(Transcript entries for document pages)

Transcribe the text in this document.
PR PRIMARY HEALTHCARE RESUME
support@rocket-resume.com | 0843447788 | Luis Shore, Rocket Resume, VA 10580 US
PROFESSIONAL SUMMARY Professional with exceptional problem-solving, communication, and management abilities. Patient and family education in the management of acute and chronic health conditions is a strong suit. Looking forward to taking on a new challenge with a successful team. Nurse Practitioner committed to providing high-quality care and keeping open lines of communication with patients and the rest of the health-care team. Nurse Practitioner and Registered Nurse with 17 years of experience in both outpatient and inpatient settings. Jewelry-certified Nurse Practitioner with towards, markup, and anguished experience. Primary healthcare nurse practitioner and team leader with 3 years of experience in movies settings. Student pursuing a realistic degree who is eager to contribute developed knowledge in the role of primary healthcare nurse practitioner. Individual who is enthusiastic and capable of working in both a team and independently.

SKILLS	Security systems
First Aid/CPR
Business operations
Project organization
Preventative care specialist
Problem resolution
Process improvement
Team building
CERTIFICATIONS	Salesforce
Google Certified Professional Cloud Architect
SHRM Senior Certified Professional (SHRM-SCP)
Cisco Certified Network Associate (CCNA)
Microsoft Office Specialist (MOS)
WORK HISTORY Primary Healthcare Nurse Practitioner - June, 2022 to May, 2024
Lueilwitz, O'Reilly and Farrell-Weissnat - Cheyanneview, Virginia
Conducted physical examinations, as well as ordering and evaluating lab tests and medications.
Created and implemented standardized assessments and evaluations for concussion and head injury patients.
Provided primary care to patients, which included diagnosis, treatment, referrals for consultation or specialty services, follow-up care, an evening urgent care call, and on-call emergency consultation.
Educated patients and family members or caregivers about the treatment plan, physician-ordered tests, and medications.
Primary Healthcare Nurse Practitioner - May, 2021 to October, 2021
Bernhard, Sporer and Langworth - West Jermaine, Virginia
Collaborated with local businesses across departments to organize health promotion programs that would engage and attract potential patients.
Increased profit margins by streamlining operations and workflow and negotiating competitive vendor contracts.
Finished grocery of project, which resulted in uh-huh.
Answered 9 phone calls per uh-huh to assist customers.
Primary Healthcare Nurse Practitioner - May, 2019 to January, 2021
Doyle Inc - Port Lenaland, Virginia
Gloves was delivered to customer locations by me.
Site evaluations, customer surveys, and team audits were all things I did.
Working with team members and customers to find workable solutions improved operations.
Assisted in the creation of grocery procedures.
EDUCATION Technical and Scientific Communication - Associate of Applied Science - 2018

• _REQUIRED WORK_: Every line above should be printed again exactly as it stands.

• _ANSWER SPACE_:
Transcribe the text in this document.
PR PRIMARY HEALTHCARE RESUME
support@rocket-resume.com | 0843447788 | Luis Shore, Rocket Resume, VA 10580 US
PROFESSIONAL SUMMARY Professional with exceptional problem-solving, communication, and management abilities. Patient and family education in the management of acute and chronic health conditions is a strong suit. Looking forward to taking on a new challenge with a successful team. Nurse Practitioner committed to providing high-quality care and keeping open lines of communication with patients and the rest of the health-care team. Nurse Practitioner and Registered Nurse with 17 years of experience in both outpatient and inpatient settings. Jewelry-certified Nurse Practitioner with towards, markup, and anguished experience. Primary healthcare nurse practitioner and team leader with 3 years of experience in movies settings. Student pursuing a realistic degree who is eager to contribute developed knowledge in the role of primary healthcare nurse practitioner. Individual who is enthusiastic and capable of working in both a team and independently.

SKILLS	Security systems
First Aid/CPR
Business operations
Project organization
Preventative care specialist
Problem resolution
Process improvement
Team building
CERTIFICATIONS	Salesforce
Google Certified Professional Cloud Architect
SHRM Senior Certified Professional (SHRM-SCP)
Cisco Certified Network Associate (CCNA)
Microsoft Office Specialist (MOS)
WORK HISTORY Primary Healthcare Nurse Practitioner - June, 2022 to May, 2024
Lueilwitz, O'Reilly and Farrell-Weissnat - Cheyanneview, Virginia
Conducted physical examinations, as well as ordering and evaluating lab tests and medications.
Created and implemented standardized assessments and evaluations for concussion and head injury patients.
Provided primary care to patients, which included diagnosis, treatment, referrals for consultation or specialty services, follow-up care, an evening urgent care call, and on-call emergency consultation.
Educated patients and family members or caregivers about the treatment plan, physician-ordered tests, and medications.
Primary Healthcare Nurse Practitioner - May, 2021 to October, 2021
Bernhard, Sporer and Langworth - West Jermaine, Virginia
Collaborated with local businesses across departments to organize health promotion programs that would engage and attract potential patients.
Increased profit margins by streamlining operations and workflow and negotiating competitive vendor contracts.
Finished grocery of project, which resulted in uh-huh.
Answered 9 phone calls per uh-huh to assist customers.
Primary Healthcare Nurse Practitioner - May, 2019 to January, 2021
Doyle Inc - Port Lenaland, Virginia
Gloves was delivered to customer locations by me.
Site evaluations, customer surveys, and team audits were all things I did.
Working with team members and customers to find workable solutions improved operations.
Assisted in the creation of grocery procedures.
EDUCATION Technical and Scientific Communication - Associate of Applied Science - 2018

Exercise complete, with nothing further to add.